◆ TASK OBJECTIVE: All the entries need to be quoted exactly, apart from the pictures, which you should drop.

(Stored data entries)
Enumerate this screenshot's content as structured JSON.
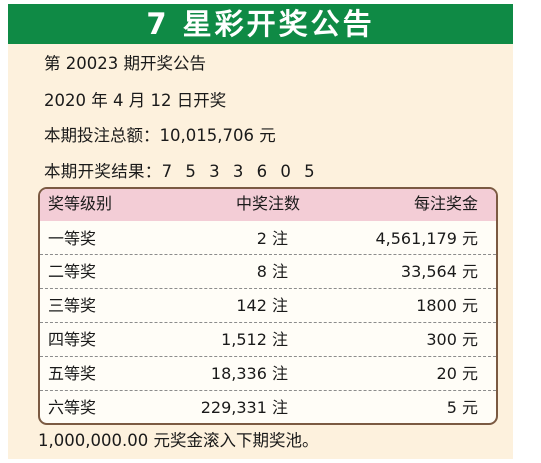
{
  "banner": {
    "title": "7 星彩开奖公告"
  },
  "info": {
    "issue": "第 20023 期开奖公告",
    "date": "2020 年 4 月 12 日开奖",
    "sales_label": "本期投注总额：",
    "sales_value": "10,015,706 元",
    "result_label": "本期开奖结果：",
    "result_digits": "7 5 3 3 6 0 5"
  },
  "table": {
    "headers": [
      "奖等级别",
      "中奖注数",
      "每注奖金"
    ],
    "rows": [
      {
        "level": "一等奖",
        "count": "2 注",
        "prize": "4,561,179 元"
      },
      {
        "level": "二等奖",
        "count": "8 注",
        "prize": "33,564 元"
      },
      {
        "level": "三等奖",
        "count": "142 注",
        "prize": "1800 元"
      },
      {
        "level": "四等奖",
        "count": "1,512 注",
        "prize": "300 元"
      },
      {
        "level": "五等奖",
        "count": "18,336 注",
        "prize": "20 元"
      },
      {
        "level": "六等奖",
        "count": "229,331 注",
        "prize": "5 元"
      }
    ]
  },
  "footer": {
    "note": "1,000,000.00 元奖金滚入下期奖池。"
  },
  "colors": {
    "banner_bg": "#0f8a45",
    "panel_bg": "#fdf1dd",
    "header_bg": "#f3cdd6",
    "table_border": "#7b5a42"
  }
}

◆ SOLUTION TO THE PROBLEM:
Enumerate this screenshot's content as structured JSON.
{
  "banner": {
    "title": "7 星彩开奖公告"
  },
  "info": {
    "issue": "第 20023 期开奖公告",
    "date": "2020 年 4 月 12 日开奖",
    "sales_label": "本期投注总额：",
    "sales_value": "10,015,706 元",
    "result_label": "本期开奖结果：",
    "result_digits": "7 5 3 3 6 0 5"
  },
  "table": {
    "headers": [
      "奖等级别",
      "中奖注数",
      "每注奖金"
    ],
    "rows": [
      {
        "level": "一等奖",
        "count": "2 注",
        "prize": "4,561,179 元"
      },
      {
        "level": "二等奖",
        "count": "8 注",
        "prize": "33,564 元"
      },
      {
        "level": "三等奖",
        "count": "142 注",
        "prize": "1800 元"
      },
      {
        "level": "四等奖",
        "count": "1,512 注",
        "prize": "300 元"
      },
      {
        "level": "五等奖",
        "count": "18,336 注",
        "prize": "20 元"
      },
      {
        "level": "六等奖",
        "count": "229,331 注",
        "prize": "5 元"
      }
    ]
  },
  "footer": {
    "note": "1,000,000.00 元奖金滚入下期奖池。"
  },
  "colors": {
    "banner_bg": "#0f8a45",
    "panel_bg": "#fdf1dd",
    "header_bg": "#f3cdd6",
    "table_border": "#7b5a42"
  }
}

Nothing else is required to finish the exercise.